* WHAT THE TASK ASKS: Repeat the full listing below verbatim and keep the images out.

# # # #

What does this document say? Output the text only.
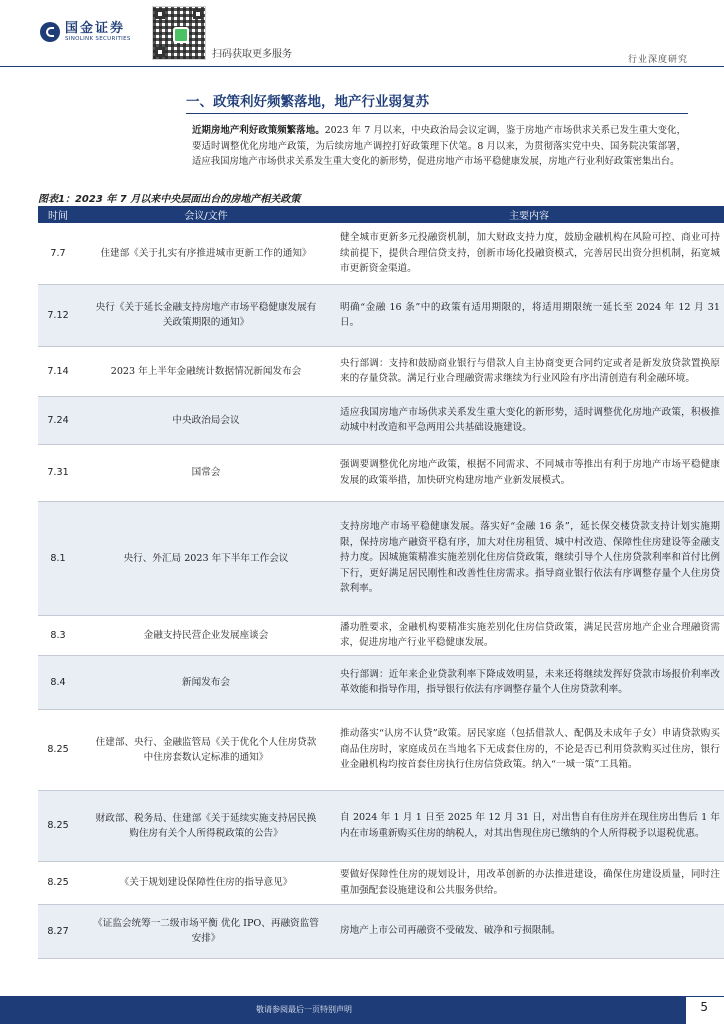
国金证券
SINOLINK SECURITIES
扫码获取更多服务	行业深度研究
一、政策利好频繁落地，地产行业弱复苏
近期房地产利好政策频繁落地。2023 年 7 月以来，中央政治局会议定调，鉴于房地产市场供求关系已发生重大变化，要适时调整优化房地产政策，为后续房地产调控打好政策理下伏笔。8 月以来，为贯彻落实党中央、国务院决策部署，适应我国房地产市场供求关系发生重大变化的新形势，促进房地产市场平稳健康发展，房地产行业利好政策密集出台。
图表1：2023 年 7 月以来中央层面出台的房地产相关政策
时间	会议/文件	主要内容
7.7	住建部《关于扎实有序推进城市更新工作的通知》	健全城市更新多元投融资机制，加大财政支持力度，鼓励金融机构在风险可控、商业可持续前提下，提供合理信贷支持，创新市场化投融资模式，完善居民出资分担机制，拓宽城市更新资金渠道。
7.12	央行《关于延长金融支持房地产市场平稳健康发展有关政策期限的通知》	明确“金融 16 条”中的政策有适用期限的，将适用期限统一延长至 2024 年 12 月 31 日。
7.14	2023 年上半年金融统计数据情况新闻发布会	央行部调：支持和鼓励商业银行与借款人自主协商变更合同约定或者是新发放贷款置换原来的存量贷款。满足行业合理融资需求继续为行业风险有序出清创造有利金融环境。
7.24	中央政治局会议	适应我国房地产市场供求关系发生重大变化的新形势，适时调整优化房地产政策，积极推动城中村改造和平急两用公共基础设施建设。
7.31	国常会	强调要调整优化房地产政策，根据不同需求、不同城市等推出有利于房地产市场平稳健康发展的政策举措，加快研究构建房地产业新发展模式。
8.1	央行、外汇局 2023 年下半年工作会议	支持房地产市场平稳健康发展。落实好“金融 16 条”，延长保交楼贷款支持计划实施期限，保持房地产融资平稳有序，加大对住房租赁、城中村改造、保障性住房建设等金融支持力度。因城施策精准实施差别化住房信贷政策，继续引导个人住房贷款利率和首付比例下行，更好满足居民刚性和改善性住房需求。指导商业银行依法有序调整存量个人住房贷款利率。
8.3	金融支持民营企业发展座谈会	潘功胜要求，金融机构要精准实施差别化住房信贷政策，满足民营房地产企业合理融资需求，促进房地产行业平稳健康发展。
8.4	新闻发布会	央行部调：近年来企业贷款利率下降成效明显，未来还将继续发挥好贷款市场报价利率改革效能和指导作用，指导银行依法有序调整存量个人住房贷款利率。
8.25	住建部、央行、金融监管局《关于优化个人住房贷款中住房套数认定标准的通知》	推动落实“认房不认贷”政策。居民家庭（包括借款人、配偶及未成年子女）申请贷款购买商品住房时，家庭成员在当地名下无成套住房的，不论是否已利用贷款购买过住房，银行业金融机构均按首套住房执行住房信贷政策。纳入“一城一策”工具箱。
8.25	财政部、税务局、住建部《关于延续实施支持居民换购住房有关个人所得税政策的公告》	自 2024 年 1 月 1 日至 2025 年 12 月 31 日，对出售自有住房并在现住房出售后 1 年内在市场重新购买住房的纳税人，对其出售现住房已缴纳的个人所得税予以退税优惠。
8.25	《关于规划建设保障性住房的指导意见》	要做好保障性住房的规划设计，用改革创新的办法推进建设，确保住房建设质量，同时注重加强配套设施建设和公共服务供给。
8.27	《证监会统筹一二级市场平衡 优化 IPO、再融资监管安排》	房地产上市公司再融资不受破发、破净和亏损限制。
敬请参阅最后一页特别声明	5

# # # #

* RESULT OF THIS TASK:
What does this document say? Output the text only.
国金证券
SINOLINK SECURITIES
扫码获取更多服务	行业深度研究
一、政策利好频繁落地，地产行业弱复苏
近期房地产利好政策频繁落地。2023 年 7 月以来，中央政治局会议定调，鉴于房地产市场供求关系已发生重大变化，要适时调整优化房地产政策，为后续房地产调控打好政策理下伏笔。8 月以来，为贯彻落实党中央、国务院决策部署，适应我国房地产市场供求关系发生重大变化的新形势，促进房地产市场平稳健康发展，房地产行业利好政策密集出台。
图表1：2023 年 7 月以来中央层面出台的房地产相关政策
时间	会议/文件	主要内容
7.7	住建部《关于扎实有序推进城市更新工作的通知》	健全城市更新多元投融资机制，加大财政支持力度，鼓励金融机构在风险可控、商业可持续前提下，提供合理信贷支持，创新市场化投融资模式，完善居民出资分担机制，拓宽城市更新资金渠道。
7.12	央行《关于延长金融支持房地产市场平稳健康发展有关政策期限的通知》	明确“金融 16 条”中的政策有适用期限的，将适用期限统一延长至 2024 年 12 月 31 日。
7.14	2023 年上半年金融统计数据情况新闻发布会	央行部调：支持和鼓励商业银行与借款人自主协商变更合同约定或者是新发放贷款置换原来的存量贷款。满足行业合理融资需求继续为行业风险有序出清创造有利金融环境。
7.24	中央政治局会议	适应我国房地产市场供求关系发生重大变化的新形势，适时调整优化房地产政策，积极推动城中村改造和平急两用公共基础设施建设。
7.31	国常会	强调要调整优化房地产政策，根据不同需求、不同城市等推出有利于房地产市场平稳健康发展的政策举措，加快研究构建房地产业新发展模式。
8.1	央行、外汇局 2023 年下半年工作会议	支持房地产市场平稳健康发展。落实好“金融 16 条”，延长保交楼贷款支持计划实施期限，保持房地产融资平稳有序，加大对住房租赁、城中村改造、保障性住房建设等金融支持力度。因城施策精准实施差别化住房信贷政策，继续引导个人住房贷款利率和首付比例下行，更好满足居民刚性和改善性住房需求。指导商业银行依法有序调整存量个人住房贷款利率。
8.3	金融支持民营企业发展座谈会	潘功胜要求，金融机构要精准实施差别化住房信贷政策，满足民营房地产企业合理融资需求，促进房地产行业平稳健康发展。
8.4	新闻发布会	央行部调：近年来企业贷款利率下降成效明显，未来还将继续发挥好贷款市场报价利率改革效能和指导作用，指导银行依法有序调整存量个人住房贷款利率。
8.25	住建部、央行、金融监管局《关于优化个人住房贷款中住房套数认定标准的通知》	推动落实“认房不认贷”政策。居民家庭（包括借款人、配偶及未成年子女）申请贷款购买商品住房时，家庭成员在当地名下无成套住房的，不论是否已利用贷款购买过住房，银行业金融机构均按首套住房执行住房信贷政策。纳入“一城一策”工具箱。
8.25	财政部、税务局、住建部《关于延续实施支持居民换购住房有关个人所得税政策的公告》	自 2024 年 1 月 1 日至 2025 年 12 月 31 日，对出售自有住房并在现住房出售后 1 年内在市场重新购买住房的纳税人，对其出售现住房已缴纳的个人所得税予以退税优惠。
8.25	《关于规划建设保障性住房的指导意见》	要做好保障性住房的规划设计，用改革创新的办法推进建设，确保住房建设质量，同时注重加强配套设施建设和公共服务供给。
8.27	《证监会统筹一二级市场平衡 优化 IPO、再融资监管安排》	房地产上市公司再融资不受破发、破净和亏损限制。
敬请参阅最后一页特别声明	5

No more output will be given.